── Dataset records

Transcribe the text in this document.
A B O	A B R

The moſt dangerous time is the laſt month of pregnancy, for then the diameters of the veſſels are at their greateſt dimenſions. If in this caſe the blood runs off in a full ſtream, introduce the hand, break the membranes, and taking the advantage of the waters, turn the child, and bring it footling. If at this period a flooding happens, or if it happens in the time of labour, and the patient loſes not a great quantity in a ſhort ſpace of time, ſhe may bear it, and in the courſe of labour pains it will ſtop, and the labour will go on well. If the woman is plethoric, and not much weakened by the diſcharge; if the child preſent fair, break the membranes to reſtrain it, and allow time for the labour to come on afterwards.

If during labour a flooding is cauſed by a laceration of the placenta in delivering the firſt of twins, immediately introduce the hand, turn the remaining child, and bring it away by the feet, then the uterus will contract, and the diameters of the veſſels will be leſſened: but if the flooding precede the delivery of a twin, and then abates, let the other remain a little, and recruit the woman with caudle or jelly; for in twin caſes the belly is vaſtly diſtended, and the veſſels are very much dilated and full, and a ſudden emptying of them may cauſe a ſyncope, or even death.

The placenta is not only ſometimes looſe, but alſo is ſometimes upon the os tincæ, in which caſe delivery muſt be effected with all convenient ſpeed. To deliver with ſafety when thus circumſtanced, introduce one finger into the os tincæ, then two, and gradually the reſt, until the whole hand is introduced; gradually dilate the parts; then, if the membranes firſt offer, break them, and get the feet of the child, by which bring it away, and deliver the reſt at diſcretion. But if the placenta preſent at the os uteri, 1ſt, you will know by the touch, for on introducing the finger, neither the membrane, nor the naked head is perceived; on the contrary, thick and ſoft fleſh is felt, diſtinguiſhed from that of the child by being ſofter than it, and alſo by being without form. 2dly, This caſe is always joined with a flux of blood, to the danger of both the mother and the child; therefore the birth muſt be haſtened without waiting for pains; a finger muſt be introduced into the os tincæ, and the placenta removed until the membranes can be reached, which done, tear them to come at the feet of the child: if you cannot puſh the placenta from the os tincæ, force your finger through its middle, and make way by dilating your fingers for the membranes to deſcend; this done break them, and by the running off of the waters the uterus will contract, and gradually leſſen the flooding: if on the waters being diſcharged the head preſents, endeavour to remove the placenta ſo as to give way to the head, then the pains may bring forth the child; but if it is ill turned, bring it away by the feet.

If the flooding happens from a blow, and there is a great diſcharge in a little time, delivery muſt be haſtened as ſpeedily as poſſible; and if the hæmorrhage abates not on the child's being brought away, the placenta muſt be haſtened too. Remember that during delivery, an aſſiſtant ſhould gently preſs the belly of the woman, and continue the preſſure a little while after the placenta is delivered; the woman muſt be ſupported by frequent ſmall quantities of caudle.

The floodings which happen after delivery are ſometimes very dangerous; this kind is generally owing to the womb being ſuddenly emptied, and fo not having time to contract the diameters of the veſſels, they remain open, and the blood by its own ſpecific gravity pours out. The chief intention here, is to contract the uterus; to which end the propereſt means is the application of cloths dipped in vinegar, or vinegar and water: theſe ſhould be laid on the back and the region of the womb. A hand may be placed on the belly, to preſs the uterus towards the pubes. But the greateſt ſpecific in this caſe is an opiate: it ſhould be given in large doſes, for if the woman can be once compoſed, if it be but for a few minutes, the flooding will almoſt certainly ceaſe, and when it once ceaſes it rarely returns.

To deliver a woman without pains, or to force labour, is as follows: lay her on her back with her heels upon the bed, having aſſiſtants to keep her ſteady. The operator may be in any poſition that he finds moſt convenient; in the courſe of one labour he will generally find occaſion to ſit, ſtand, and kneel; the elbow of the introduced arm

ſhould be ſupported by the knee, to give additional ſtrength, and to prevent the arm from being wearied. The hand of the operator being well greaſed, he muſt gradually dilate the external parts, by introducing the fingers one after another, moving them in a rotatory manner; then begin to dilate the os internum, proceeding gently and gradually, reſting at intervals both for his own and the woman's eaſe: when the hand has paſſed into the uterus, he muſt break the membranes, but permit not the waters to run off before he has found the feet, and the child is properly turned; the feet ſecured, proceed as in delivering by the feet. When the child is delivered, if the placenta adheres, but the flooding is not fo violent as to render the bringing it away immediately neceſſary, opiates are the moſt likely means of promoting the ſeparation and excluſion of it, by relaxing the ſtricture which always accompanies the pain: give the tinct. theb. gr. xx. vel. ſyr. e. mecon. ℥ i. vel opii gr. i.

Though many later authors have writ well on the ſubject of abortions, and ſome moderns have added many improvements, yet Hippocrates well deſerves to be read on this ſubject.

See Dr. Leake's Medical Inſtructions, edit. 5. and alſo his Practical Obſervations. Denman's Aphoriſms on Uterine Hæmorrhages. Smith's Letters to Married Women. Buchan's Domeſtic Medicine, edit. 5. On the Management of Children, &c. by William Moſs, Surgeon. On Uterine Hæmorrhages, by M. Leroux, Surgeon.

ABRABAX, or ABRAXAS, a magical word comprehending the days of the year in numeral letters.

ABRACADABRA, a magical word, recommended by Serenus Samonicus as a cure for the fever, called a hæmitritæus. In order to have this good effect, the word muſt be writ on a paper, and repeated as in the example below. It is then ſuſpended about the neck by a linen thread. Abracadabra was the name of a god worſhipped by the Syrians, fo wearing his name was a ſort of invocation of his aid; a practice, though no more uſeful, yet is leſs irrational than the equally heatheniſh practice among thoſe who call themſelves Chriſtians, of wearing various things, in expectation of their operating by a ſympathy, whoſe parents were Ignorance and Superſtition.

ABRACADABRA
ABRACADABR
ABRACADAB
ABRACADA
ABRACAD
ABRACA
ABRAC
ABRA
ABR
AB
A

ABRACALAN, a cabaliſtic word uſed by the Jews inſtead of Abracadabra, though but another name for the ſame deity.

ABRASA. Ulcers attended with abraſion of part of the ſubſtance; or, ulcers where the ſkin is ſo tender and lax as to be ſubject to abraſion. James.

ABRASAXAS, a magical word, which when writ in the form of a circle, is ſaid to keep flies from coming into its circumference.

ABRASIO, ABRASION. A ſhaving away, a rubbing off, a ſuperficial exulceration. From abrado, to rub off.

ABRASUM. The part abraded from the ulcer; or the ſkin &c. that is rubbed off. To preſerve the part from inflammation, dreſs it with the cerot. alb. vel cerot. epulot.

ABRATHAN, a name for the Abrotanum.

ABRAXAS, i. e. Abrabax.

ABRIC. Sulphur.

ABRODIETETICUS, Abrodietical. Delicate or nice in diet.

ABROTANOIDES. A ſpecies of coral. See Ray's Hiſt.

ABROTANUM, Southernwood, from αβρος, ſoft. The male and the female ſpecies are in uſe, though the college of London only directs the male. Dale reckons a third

────

Task requirements:
Among the entries above, how many lines hold the word "writ"? Reply with only that number.

Task answer:
3